Exercise details> Copy out every line of the listing below verbatim, leaving out the pictures.

Record excerpts>
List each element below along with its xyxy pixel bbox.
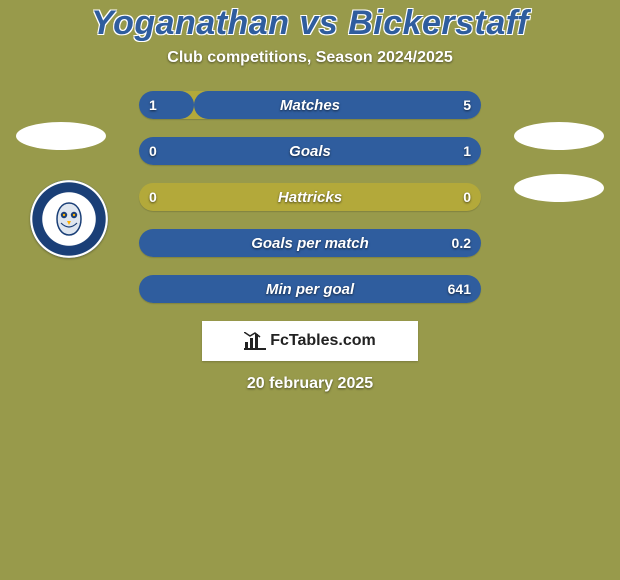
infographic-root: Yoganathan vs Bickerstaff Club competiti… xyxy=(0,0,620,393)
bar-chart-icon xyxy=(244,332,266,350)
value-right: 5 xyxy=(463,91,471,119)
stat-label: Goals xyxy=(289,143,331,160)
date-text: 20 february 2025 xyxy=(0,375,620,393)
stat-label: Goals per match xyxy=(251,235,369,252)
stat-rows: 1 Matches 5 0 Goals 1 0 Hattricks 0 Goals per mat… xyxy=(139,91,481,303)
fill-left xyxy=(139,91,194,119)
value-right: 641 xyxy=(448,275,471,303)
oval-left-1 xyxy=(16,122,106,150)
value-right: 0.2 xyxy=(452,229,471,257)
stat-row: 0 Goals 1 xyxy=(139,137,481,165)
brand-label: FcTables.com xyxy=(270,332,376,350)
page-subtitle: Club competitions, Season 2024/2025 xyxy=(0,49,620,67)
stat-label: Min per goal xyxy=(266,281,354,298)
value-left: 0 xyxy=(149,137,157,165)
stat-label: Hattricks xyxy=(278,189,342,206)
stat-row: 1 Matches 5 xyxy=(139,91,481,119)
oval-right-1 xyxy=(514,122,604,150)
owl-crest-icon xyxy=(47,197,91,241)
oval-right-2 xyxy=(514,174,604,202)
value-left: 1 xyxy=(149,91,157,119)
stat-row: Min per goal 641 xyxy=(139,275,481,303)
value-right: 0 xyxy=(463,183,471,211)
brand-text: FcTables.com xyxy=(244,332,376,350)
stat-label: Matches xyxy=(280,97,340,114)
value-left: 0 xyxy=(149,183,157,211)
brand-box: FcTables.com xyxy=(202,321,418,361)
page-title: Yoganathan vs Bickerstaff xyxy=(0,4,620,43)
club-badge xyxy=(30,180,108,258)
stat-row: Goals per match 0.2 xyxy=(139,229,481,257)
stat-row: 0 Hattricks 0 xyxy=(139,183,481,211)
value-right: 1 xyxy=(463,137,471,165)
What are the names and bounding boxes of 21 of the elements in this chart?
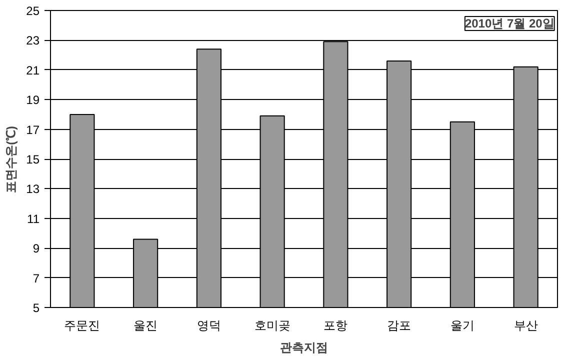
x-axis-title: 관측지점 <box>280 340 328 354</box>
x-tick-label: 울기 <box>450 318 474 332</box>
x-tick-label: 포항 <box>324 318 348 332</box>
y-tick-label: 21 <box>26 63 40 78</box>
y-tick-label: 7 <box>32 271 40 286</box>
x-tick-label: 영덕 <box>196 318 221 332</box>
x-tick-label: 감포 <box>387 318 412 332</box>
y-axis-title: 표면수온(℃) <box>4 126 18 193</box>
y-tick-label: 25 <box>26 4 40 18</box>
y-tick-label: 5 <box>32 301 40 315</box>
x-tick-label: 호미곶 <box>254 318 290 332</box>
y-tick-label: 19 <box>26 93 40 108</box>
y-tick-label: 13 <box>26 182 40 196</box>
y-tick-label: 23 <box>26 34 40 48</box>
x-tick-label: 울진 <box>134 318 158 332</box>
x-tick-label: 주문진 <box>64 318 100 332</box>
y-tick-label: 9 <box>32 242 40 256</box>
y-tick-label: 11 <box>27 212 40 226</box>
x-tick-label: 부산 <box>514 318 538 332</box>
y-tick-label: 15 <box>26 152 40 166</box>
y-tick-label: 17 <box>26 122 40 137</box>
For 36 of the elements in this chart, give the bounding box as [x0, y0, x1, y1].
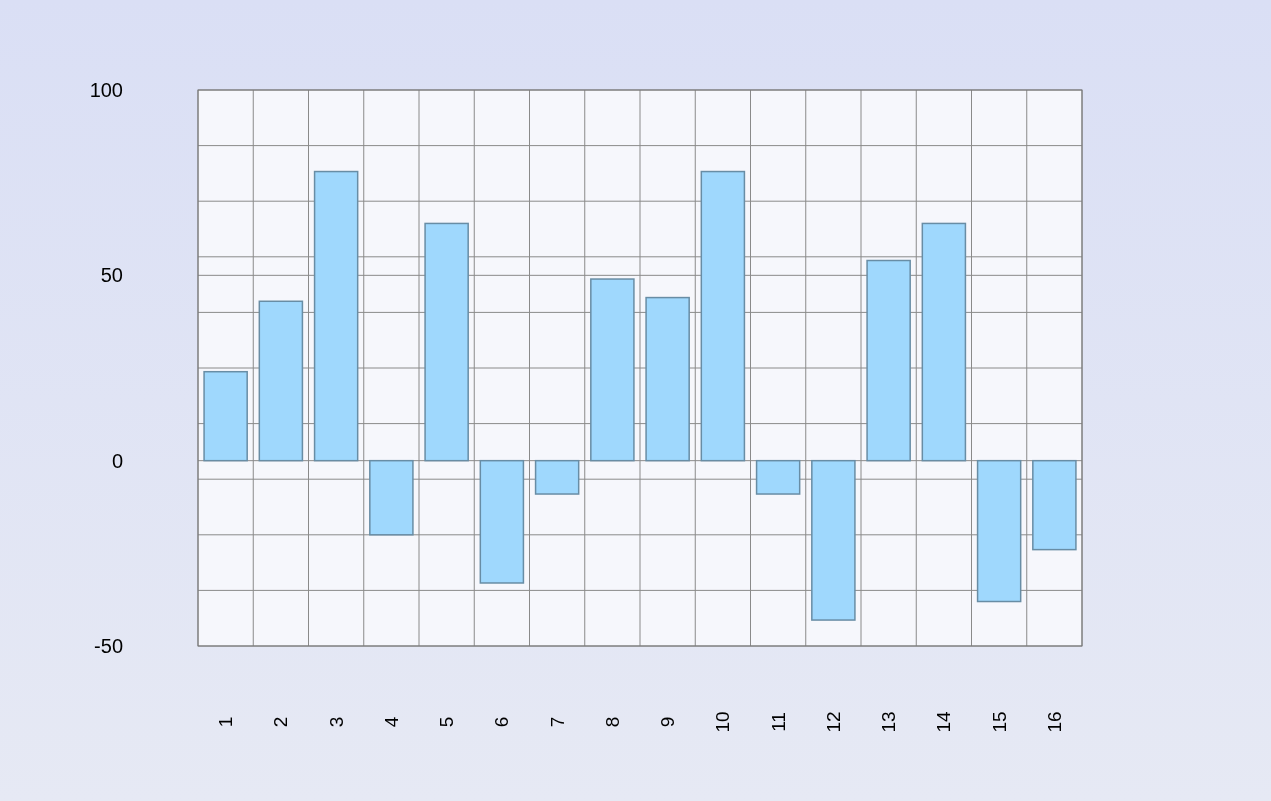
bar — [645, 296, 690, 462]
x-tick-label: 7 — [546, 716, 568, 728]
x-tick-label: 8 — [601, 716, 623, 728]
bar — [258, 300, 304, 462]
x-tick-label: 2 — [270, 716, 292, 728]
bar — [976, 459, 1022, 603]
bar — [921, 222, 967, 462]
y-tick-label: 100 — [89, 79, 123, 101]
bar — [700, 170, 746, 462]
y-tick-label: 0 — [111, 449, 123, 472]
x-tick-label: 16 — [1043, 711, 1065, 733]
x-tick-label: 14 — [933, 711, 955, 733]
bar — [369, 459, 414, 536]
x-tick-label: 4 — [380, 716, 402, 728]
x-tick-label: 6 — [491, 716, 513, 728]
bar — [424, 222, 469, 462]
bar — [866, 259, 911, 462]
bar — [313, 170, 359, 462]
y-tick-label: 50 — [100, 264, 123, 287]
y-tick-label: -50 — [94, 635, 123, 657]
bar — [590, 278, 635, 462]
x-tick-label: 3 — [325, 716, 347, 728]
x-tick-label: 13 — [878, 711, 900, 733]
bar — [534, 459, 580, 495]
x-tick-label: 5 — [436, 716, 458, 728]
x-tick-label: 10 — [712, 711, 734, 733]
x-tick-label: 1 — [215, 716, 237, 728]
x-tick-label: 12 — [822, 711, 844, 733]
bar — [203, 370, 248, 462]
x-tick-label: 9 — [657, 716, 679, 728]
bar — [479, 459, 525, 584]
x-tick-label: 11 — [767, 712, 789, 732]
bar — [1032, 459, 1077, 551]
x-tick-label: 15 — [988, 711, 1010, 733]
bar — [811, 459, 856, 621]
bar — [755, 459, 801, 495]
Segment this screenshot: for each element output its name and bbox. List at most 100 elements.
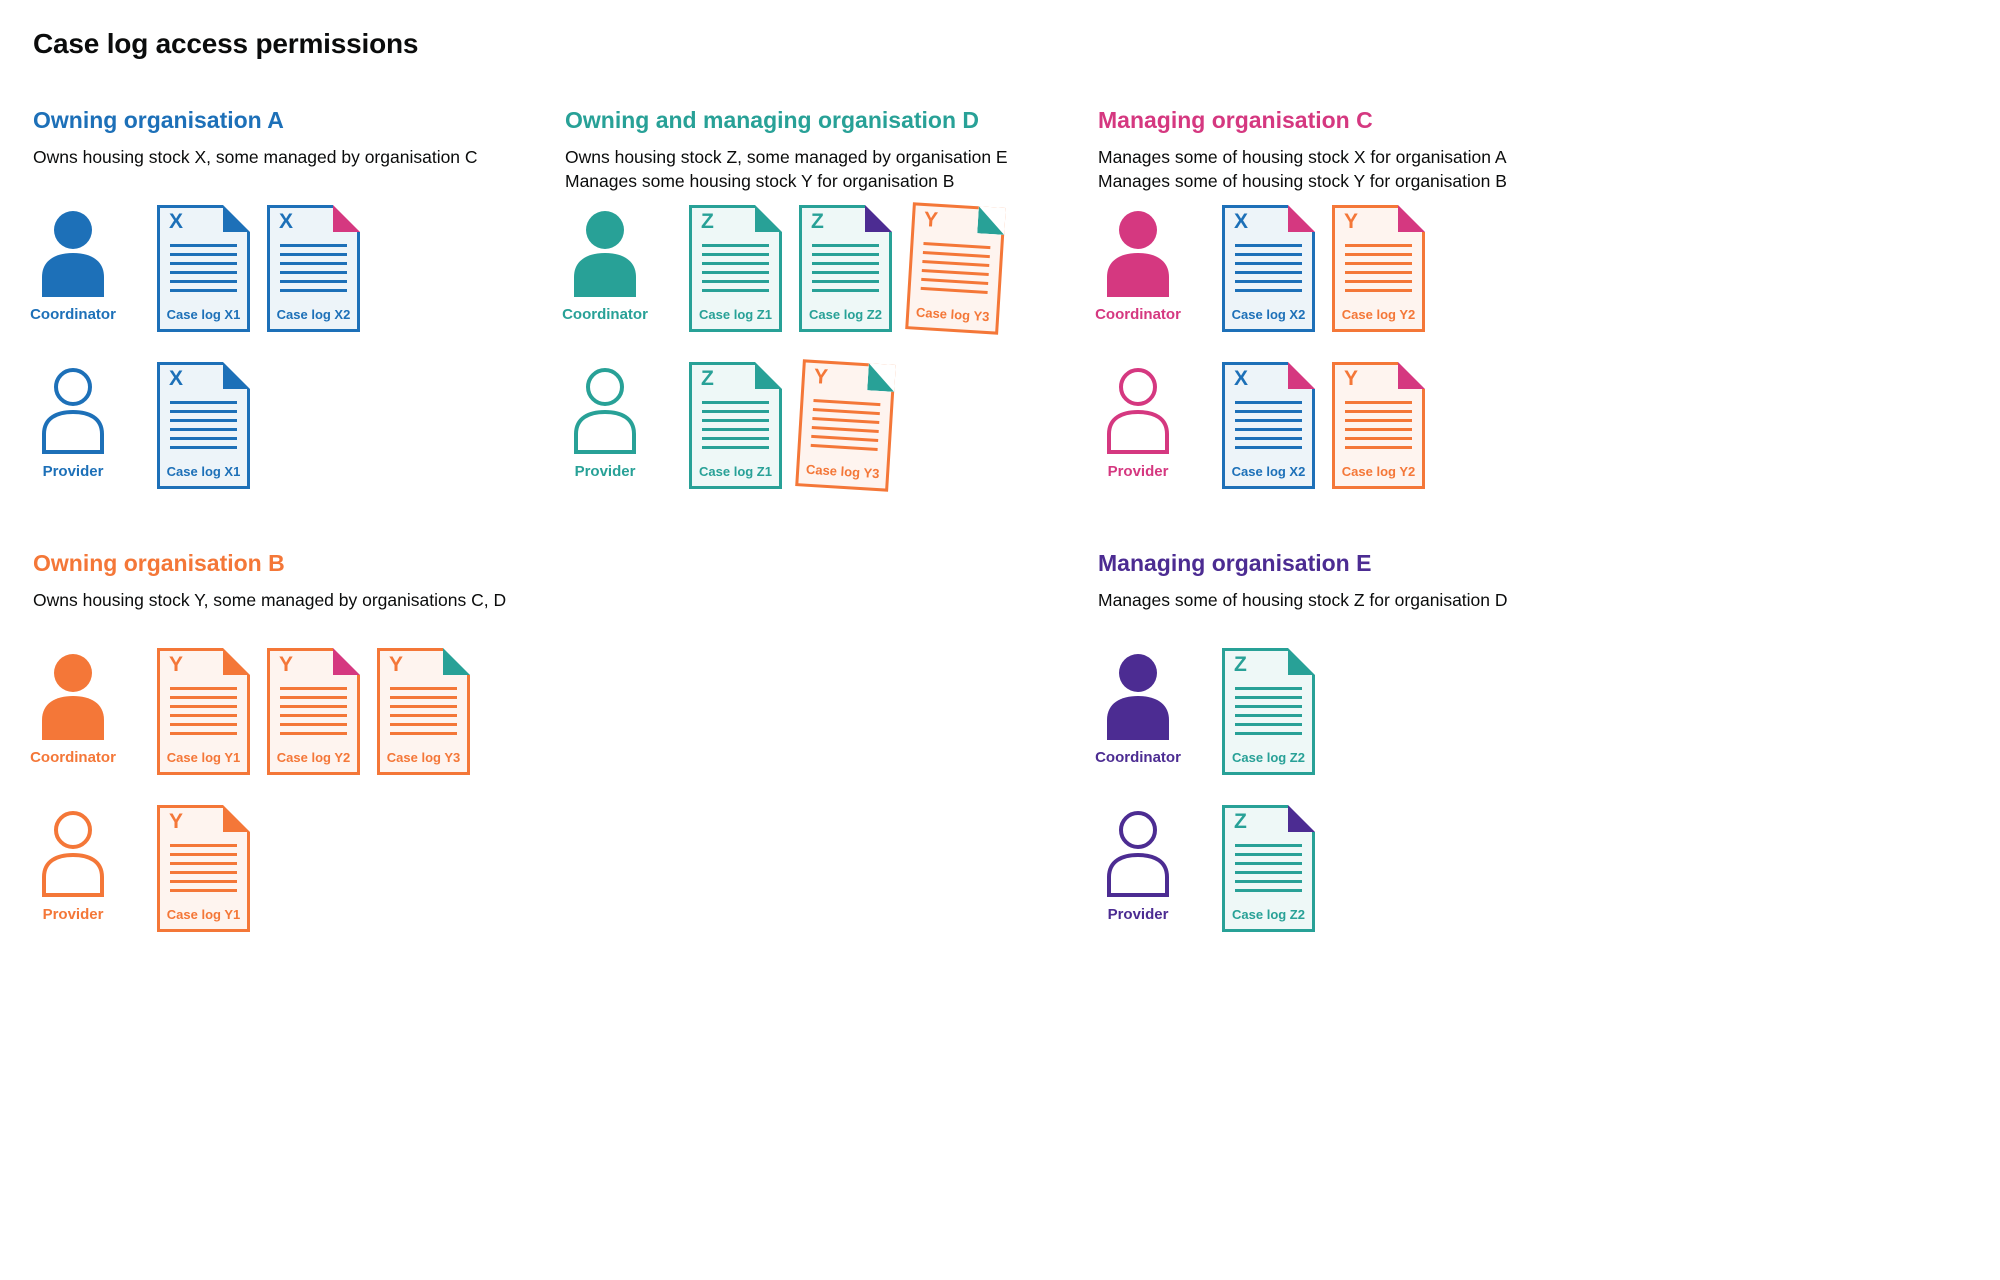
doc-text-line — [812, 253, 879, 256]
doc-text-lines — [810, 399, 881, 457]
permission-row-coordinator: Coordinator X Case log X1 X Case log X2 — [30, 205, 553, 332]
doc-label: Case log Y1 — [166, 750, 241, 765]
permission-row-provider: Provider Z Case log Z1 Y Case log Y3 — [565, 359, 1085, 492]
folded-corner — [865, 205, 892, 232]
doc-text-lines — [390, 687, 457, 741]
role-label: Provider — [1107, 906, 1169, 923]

Answer in full>
List each element below along with its xyxy pixel bbox.
infographic-root: Yoganathan vs Bickerstaff Club competiti… xyxy=(0,0,620,393)
bar-chart-icon xyxy=(244,332,266,350)
value-right: 5 xyxy=(463,91,471,119)
stat-label: Goals xyxy=(289,143,331,160)
date-text: 20 february 2025 xyxy=(0,375,620,393)
stat-label: Goals per match xyxy=(251,235,369,252)
stat-rows: 1 Matches 5 0 Goals 1 0 Hattricks 0 Goals per mat… xyxy=(139,91,481,303)
fill-left xyxy=(139,91,194,119)
value-right: 641 xyxy=(448,275,471,303)
oval-left-1 xyxy=(16,122,106,150)
value-right: 0.2 xyxy=(452,229,471,257)
stat-row: 0 Goals 1 xyxy=(139,137,481,165)
brand-label: FcTables.com xyxy=(270,332,376,350)
page-subtitle: Club competitions, Season 2024/2025 xyxy=(0,49,620,67)
stat-label: Min per goal xyxy=(266,281,354,298)
value-left: 0 xyxy=(149,137,157,165)
stat-label: Hattricks xyxy=(278,189,342,206)
stat-row: 1 Matches 5 xyxy=(139,91,481,119)
oval-right-1 xyxy=(514,122,604,150)
owl-crest-icon xyxy=(47,197,91,241)
oval-right-2 xyxy=(514,174,604,202)
value-left: 1 xyxy=(149,91,157,119)
stat-row: Min per goal 641 xyxy=(139,275,481,303)
value-right: 0 xyxy=(463,183,471,211)
brand-text: FcTables.com xyxy=(244,332,376,350)
stat-label: Matches xyxy=(280,97,340,114)
value-left: 0 xyxy=(149,183,157,211)
brand-box: FcTables.com xyxy=(202,321,418,361)
page-title: Yoganathan vs Bickerstaff xyxy=(0,4,620,43)
club-badge xyxy=(30,180,108,258)
stat-row: Goals per match 0.2 xyxy=(139,229,481,257)
stat-row: 0 Hattricks 0 xyxy=(139,183,481,211)
value-right: 1 xyxy=(463,137,471,165)
What are the names and bounding boxes of 21 of the elements in this chart?
x-axis-title: 관측지점 <box>280 340 328 354</box>
x-tick-label: 울기 <box>450 318 474 332</box>
x-tick-label: 포항 <box>324 318 348 332</box>
y-tick-label: 21 <box>26 63 40 78</box>
y-tick-label: 7 <box>32 271 40 286</box>
x-tick-label: 영덕 <box>196 318 221 332</box>
x-tick-label: 감포 <box>387 318 412 332</box>
y-axis-title: 표면수온(℃) <box>4 126 18 193</box>
y-tick-label: 25 <box>26 4 40 18</box>
y-tick-label: 5 <box>32 301 40 315</box>
x-tick-label: 호미곶 <box>254 318 290 332</box>
y-tick-label: 19 <box>26 93 40 108</box>
y-tick-label: 13 <box>26 182 40 196</box>
y-tick-label: 23 <box>26 34 40 48</box>
x-tick-label: 울진 <box>134 318 158 332</box>
x-tick-label: 주문진 <box>64 318 100 332</box>
y-tick-label: 9 <box>32 242 40 256</box>
y-tick-label: 11 <box>27 212 40 226</box>
x-tick-label: 부산 <box>514 318 538 332</box>
y-tick-label: 15 <box>26 152 40 166</box>
y-tick-label: 17 <box>26 122 40 137</box>
For 36 of the elements in this chart, give the bounding box as [x0, y0, x1, y1].
bar — [645, 296, 690, 462]
x-tick-label: 7 — [546, 716, 568, 728]
x-tick-label: 8 — [601, 716, 623, 728]
bar — [258, 300, 304, 462]
x-tick-label: 2 — [270, 716, 292, 728]
bar — [976, 459, 1022, 603]
bar — [921, 222, 967, 462]
y-tick-label: 100 — [89, 79, 123, 101]
bar — [700, 170, 746, 462]
y-tick-label: 0 — [111, 449, 123, 472]
x-tick-label: 16 — [1043, 711, 1065, 733]
x-tick-label: 14 — [933, 711, 955, 733]
bar — [369, 459, 414, 536]
x-tick-label: 4 — [380, 716, 402, 728]
x-tick-label: 6 — [491, 716, 513, 728]
bar — [424, 222, 469, 462]
bar — [866, 259, 911, 462]
bar — [313, 170, 359, 462]
y-tick-label: 50 — [100, 264, 123, 287]
y-tick-label: -50 — [94, 635, 123, 657]
bar — [590, 278, 635, 462]
x-tick-label: 3 — [325, 716, 347, 728]
x-tick-label: 13 — [878, 711, 900, 733]
bar — [534, 459, 580, 495]
x-tick-label: 5 — [436, 716, 458, 728]
x-tick-label: 10 — [712, 711, 734, 733]
x-tick-label: 1 — [215, 716, 237, 728]
x-tick-label: 12 — [822, 711, 844, 733]
bar — [203, 370, 248, 462]
x-tick-label: 9 — [657, 716, 679, 728]
bar — [479, 459, 525, 584]
x-tick-label: 11 — [767, 712, 789, 732]
bar — [1032, 459, 1077, 551]
x-tick-label: 15 — [988, 711, 1010, 733]
bar — [811, 459, 856, 621]
bar — [755, 459, 801, 495]
Segment this screenshot: for each element output its name and bbox. List at most 100 elements.
doc-text-line — [812, 253, 879, 256]
doc-text-lines — [810, 399, 881, 457]
permission-row-coordinator: Coordinator X Case log X1 X Case log X2 — [30, 205, 553, 332]
doc-label: Case log Y1 — [166, 750, 241, 765]
permission-row-provider: Provider Z Case log Z1 Y Case log Y3 — [565, 359, 1085, 492]
folded-corner — [865, 205, 892, 232]
doc-text-lines — [390, 687, 457, 741]
role-label: Provider — [1107, 906, 1169, 923]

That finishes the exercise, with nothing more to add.